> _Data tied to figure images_
┄┄┄┄┄┄┄┄┄┄

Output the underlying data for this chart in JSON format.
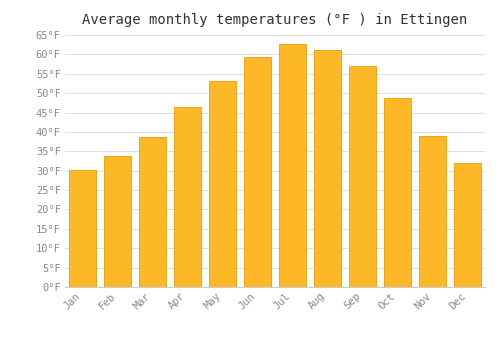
{
  "title": "Average monthly temperatures (°F ) in Ettingen",
  "months": [
    "Jan",
    "Feb",
    "Mar",
    "Apr",
    "May",
    "Jun",
    "Jul",
    "Aug",
    "Sep",
    "Oct",
    "Nov",
    "Dec"
  ],
  "values": [
    30.2,
    33.8,
    38.8,
    46.4,
    53.2,
    59.2,
    62.8,
    61.2,
    57.0,
    48.8,
    39.0,
    32.0
  ],
  "bar_color": "#FDB827",
  "bar_edge_color": "#E8A000",
  "ylim": [
    0,
    65
  ],
  "yticks": [
    0,
    5,
    10,
    15,
    20,
    25,
    30,
    35,
    40,
    45,
    50,
    55,
    60,
    65
  ],
  "background_color": "#ffffff",
  "grid_color": "#dddddd",
  "title_fontsize": 10,
  "tick_fontsize": 7.5,
  "font_family": "monospace"
}
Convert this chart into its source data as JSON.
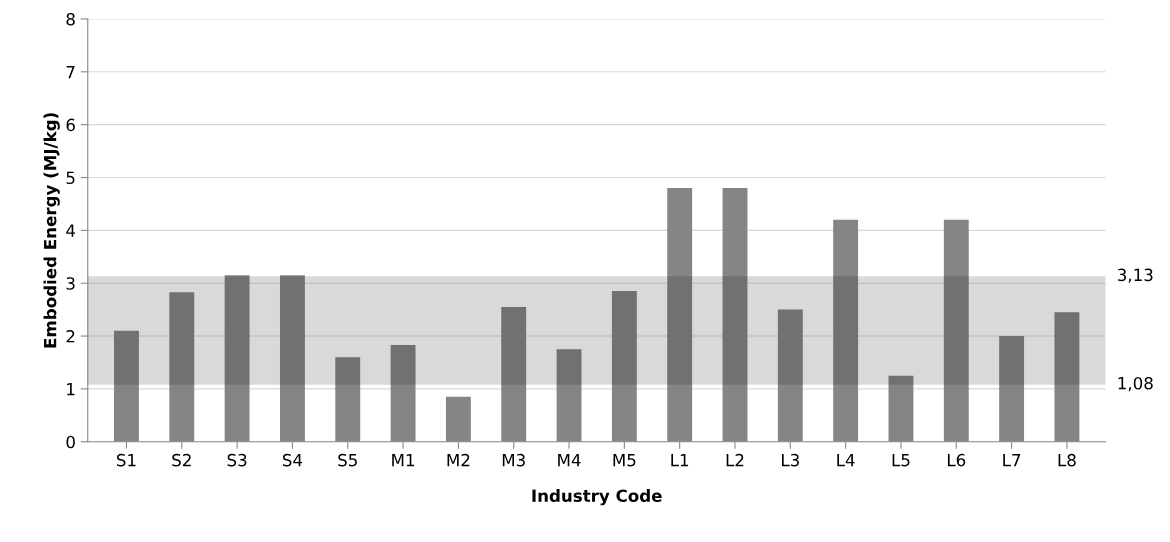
{
  "chart_data": {
    "type": "bar",
    "xlabel": "Industry Code",
    "ylabel": "Embodied Energy (MJ/kg)",
    "categories": [
      "S1",
      "S2",
      "S3",
      "S4",
      "S5",
      "M1",
      "M2",
      "M3",
      "M4",
      "M5",
      "L1",
      "L2",
      "L3",
      "L4",
      "L5",
      "L6",
      "L7",
      "L8"
    ],
    "values": [
      2.1,
      2.83,
      3.15,
      3.15,
      1.6,
      1.83,
      0.85,
      2.55,
      1.75,
      2.85,
      4.8,
      4.8,
      2.5,
      4.2,
      1.25,
      4.2,
      2.0,
      2.45
    ],
    "color": "#858585",
    "ylim": [
      0,
      8
    ],
    "yticks": [
      0,
      1,
      2,
      3,
      4,
      5,
      6,
      7,
      8
    ],
    "grid": "y",
    "bands": [
      {
        "axis": "y",
        "from": 1.08,
        "to": 3.13,
        "color": "#000000"
      }
    ],
    "annotations": [
      "3,13",
      "1,08"
    ]
  }
}
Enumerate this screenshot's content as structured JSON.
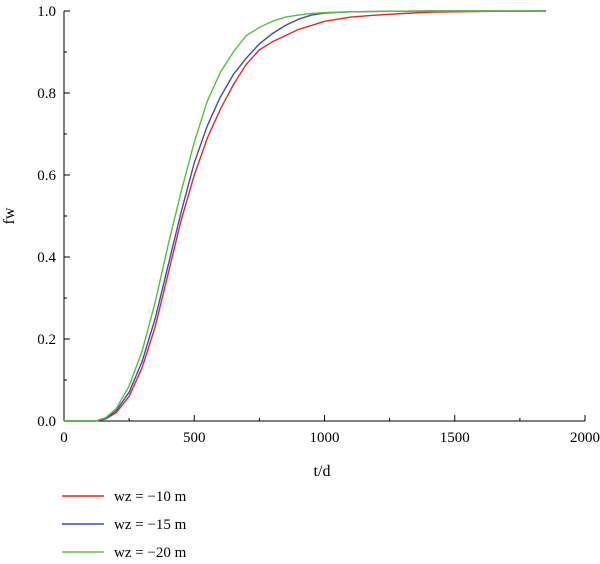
{
  "chart_data": {
    "type": "line",
    "title": "",
    "xlabel": "t/d",
    "ylabel": "fw",
    "xlim": [
      0,
      2000
    ],
    "ylim": [
      0,
      1.0
    ],
    "xticks": [
      "0",
      "500",
      "1000",
      "1500",
      "2000"
    ],
    "yticks": [
      "0.0",
      "0.2",
      "0.4",
      "0.6",
      "0.8",
      "1.0"
    ],
    "grid": false,
    "legend_position": "bottom-left",
    "series": [
      {
        "name": "wz = −10 m",
        "color": "#e8281e",
        "x": [
          0,
          120,
          160,
          200,
          250,
          300,
          350,
          400,
          450,
          500,
          550,
          600,
          650,
          700,
          750,
          800,
          850,
          900,
          950,
          1000,
          1100,
          1200,
          1300,
          1400,
          1500,
          1600,
          1700,
          1850
        ],
        "y": [
          0,
          0.0,
          0.005,
          0.02,
          0.06,
          0.13,
          0.23,
          0.36,
          0.49,
          0.6,
          0.69,
          0.76,
          0.82,
          0.87,
          0.905,
          0.925,
          0.94,
          0.955,
          0.965,
          0.975,
          0.985,
          0.99,
          0.994,
          0.997,
          0.998,
          0.999,
          0.9995,
          1.0
        ]
      },
      {
        "name": "wz = −15 m",
        "color": "#3a4cc0",
        "x": [
          0,
          120,
          160,
          200,
          250,
          300,
          350,
          400,
          450,
          500,
          550,
          600,
          650,
          700,
          750,
          800,
          850,
          900,
          950,
          1000,
          1100,
          1200,
          1300,
          1400,
          1500,
          1600,
          1700,
          1850
        ],
        "y": [
          0,
          0.0,
          0.006,
          0.025,
          0.07,
          0.145,
          0.25,
          0.38,
          0.51,
          0.63,
          0.72,
          0.79,
          0.845,
          0.885,
          0.92,
          0.945,
          0.965,
          0.98,
          0.99,
          0.995,
          0.998,
          0.999,
          0.9995,
          1.0,
          1.0,
          1.0,
          1.0,
          1.0
        ]
      },
      {
        "name": "wz = −20 m",
        "color": "#58c03a",
        "x": [
          0,
          120,
          160,
          200,
          250,
          300,
          350,
          400,
          450,
          500,
          550,
          600,
          650,
          700,
          750,
          800,
          850,
          900,
          950,
          1000,
          1100,
          1200,
          1300,
          1400,
          1500,
          1600,
          1700,
          1850
        ],
        "y": [
          0,
          0.0,
          0.008,
          0.03,
          0.085,
          0.17,
          0.29,
          0.43,
          0.56,
          0.68,
          0.78,
          0.85,
          0.9,
          0.94,
          0.96,
          0.975,
          0.985,
          0.99,
          0.994,
          0.996,
          0.998,
          0.999,
          0.9995,
          1.0,
          1.0,
          1.0,
          1.0,
          1.0
        ]
      }
    ]
  }
}
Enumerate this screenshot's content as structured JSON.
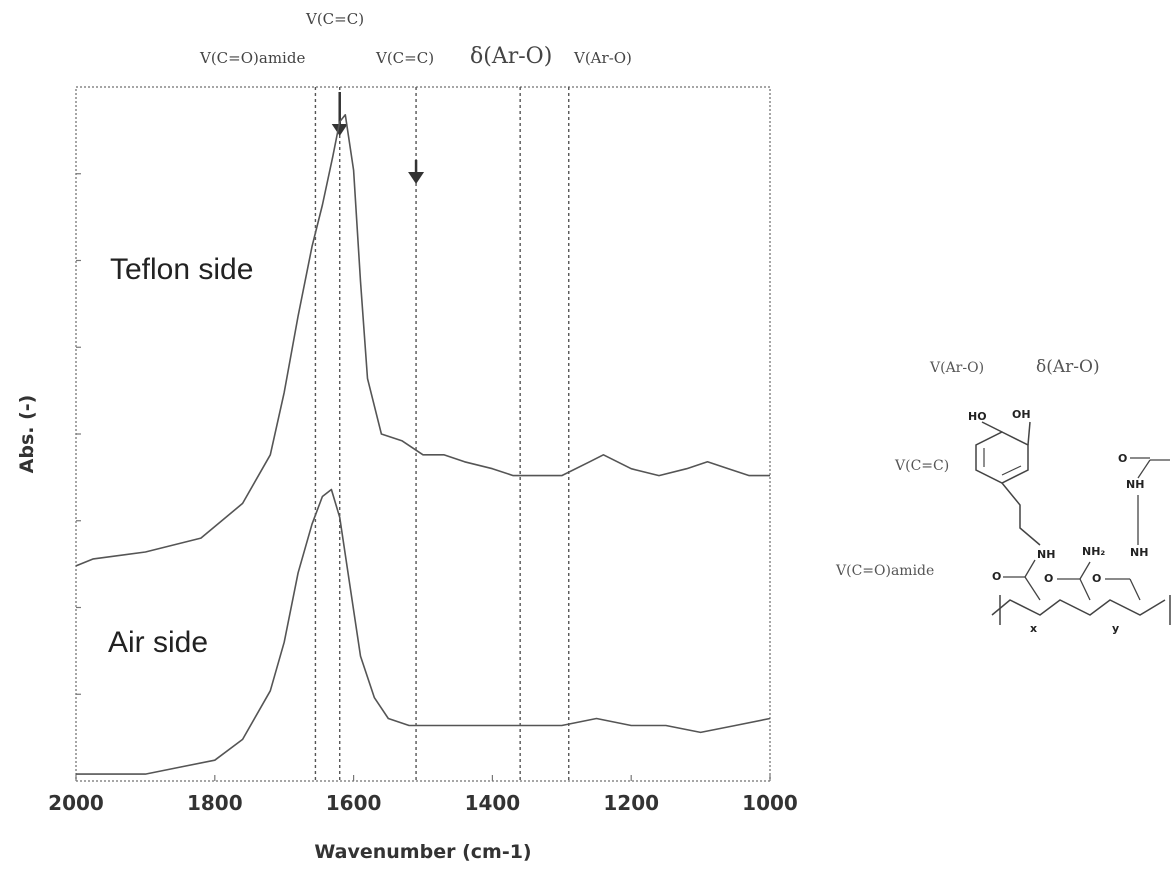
{
  "chart_data": {
    "type": "line",
    "xlabel": "Wavenumber (cm-1)",
    "ylabel": "Abs. (-)",
    "xlim": [
      2000,
      1000
    ],
    "x_reversed": true,
    "x_ticks": [
      "2000",
      "1800",
      "1600",
      "1400",
      "1200",
      "1000"
    ],
    "y_ticks_labeled": false,
    "series": [
      {
        "name": "Teflon side",
        "x": [
          2000,
          1975,
          1900,
          1820,
          1760,
          1720,
          1700,
          1680,
          1660,
          1645,
          1630,
          1620,
          1612,
          1600,
          1590,
          1580,
          1560,
          1530,
          1500,
          1470,
          1440,
          1400,
          1370,
          1340,
          1300,
          1260,
          1240,
          1200,
          1160,
          1120,
          1090,
          1060,
          1030,
          1000
        ],
        "y": [
          0.31,
          0.32,
          0.33,
          0.35,
          0.4,
          0.47,
          0.56,
          0.67,
          0.77,
          0.83,
          0.9,
          0.95,
          0.96,
          0.88,
          0.72,
          0.58,
          0.5,
          0.49,
          0.47,
          0.47,
          0.46,
          0.45,
          0.44,
          0.44,
          0.44,
          0.46,
          0.47,
          0.45,
          0.44,
          0.45,
          0.46,
          0.45,
          0.44,
          0.44
        ]
      },
      {
        "name": "Air side",
        "x": [
          2000,
          1950,
          1900,
          1850,
          1800,
          1760,
          1720,
          1700,
          1680,
          1660,
          1645,
          1632,
          1620,
          1605,
          1590,
          1570,
          1550,
          1520,
          1480,
          1440,
          1400,
          1350,
          1300,
          1250,
          1200,
          1150,
          1100,
          1050,
          1000
        ],
        "y": [
          0.01,
          0.01,
          0.01,
          0.02,
          0.03,
          0.06,
          0.13,
          0.2,
          0.3,
          0.37,
          0.41,
          0.42,
          0.38,
          0.28,
          0.18,
          0.12,
          0.09,
          0.08,
          0.08,
          0.08,
          0.08,
          0.08,
          0.08,
          0.09,
          0.08,
          0.08,
          0.07,
          0.08,
          0.09
        ]
      }
    ],
    "reference_lines": [
      {
        "x": 1655,
        "label": "V(C=O)amide"
      },
      {
        "x": 1620,
        "label": "V(C=C)"
      },
      {
        "x": 1510,
        "label": "V(C=C)"
      },
      {
        "x": 1360,
        "label": "δ(Ar-O)"
      },
      {
        "x": 1290,
        "label": "V(Ar-O)"
      }
    ],
    "arrows_at_x": [
      1620,
      1510
    ],
    "annotations": [
      "Teflon side",
      "Air side"
    ],
    "grid": false
  },
  "structure": {
    "labels": {
      "ar_o": "V(Ar-O)",
      "delta_ar_o": "δ(Ar-O)",
      "c_c": "V(C=C)",
      "c_o_amide": "V(C=O)amide"
    },
    "atoms": {
      "ho": "HO",
      "oh": "OH",
      "nh": "NH",
      "nh2": "NH₂",
      "o": "O",
      "x": "x",
      "y": "y"
    }
  }
}
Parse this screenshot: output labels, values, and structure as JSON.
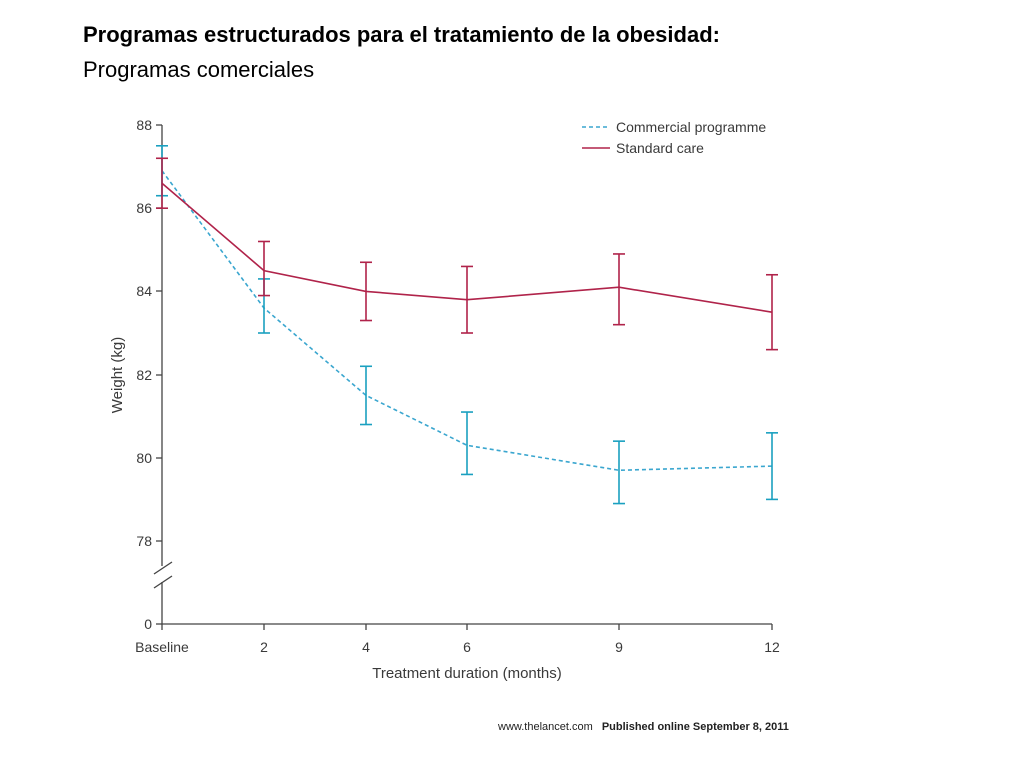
{
  "slide": {
    "title": "Programas estructurados para el tratamiento de la obesidad:",
    "subtitle": "Programas comerciales"
  },
  "credit": {
    "site": "www.thelancet.com",
    "published": "Published online September 8, 2011"
  },
  "chart_data": {
    "type": "line",
    "xlabel": "Treatment duration (months)",
    "ylabel": "Weight (kg)",
    "x_categories": [
      "Baseline",
      "2",
      "4",
      "6",
      "9",
      "12"
    ],
    "x_values": [
      0,
      2,
      4,
      6,
      9,
      12
    ],
    "y_ticks": [
      "88",
      "86",
      "84",
      "82",
      "80",
      "78",
      "0"
    ],
    "ylim": [
      78,
      88
    ],
    "y_axis_break": true,
    "legend_position": "top-right",
    "grid": false,
    "series": [
      {
        "name": "Commercial programme",
        "style": "dashed",
        "color": "#3aa6cf",
        "errorbar_color": "#1aa0c0",
        "values": [
          86.9,
          83.6,
          81.5,
          80.3,
          79.7,
          79.8
        ],
        "error_low": [
          86.3,
          83.0,
          80.8,
          79.6,
          78.9,
          79.0
        ],
        "error_high": [
          87.5,
          84.3,
          82.2,
          81.1,
          80.4,
          80.6
        ]
      },
      {
        "name": "Standard care",
        "style": "solid",
        "color": "#b0234a",
        "errorbar_color": "#b0234a",
        "values": [
          86.6,
          84.5,
          84.0,
          83.8,
          84.1,
          83.5
        ],
        "error_low": [
          86.0,
          83.9,
          83.3,
          83.0,
          83.2,
          82.6
        ],
        "error_high": [
          87.2,
          85.2,
          84.7,
          84.6,
          84.9,
          84.4
        ]
      }
    ]
  }
}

┄┄┄┄┄┄┄┄┄┄

> _SET EXERCISE_
Return, from the data, each line that has the word "false" in it.

> _FINAL RESULT_
    "grid": false,
    "y_ticks_labeled": false,
    "grid": false
    "grid": false,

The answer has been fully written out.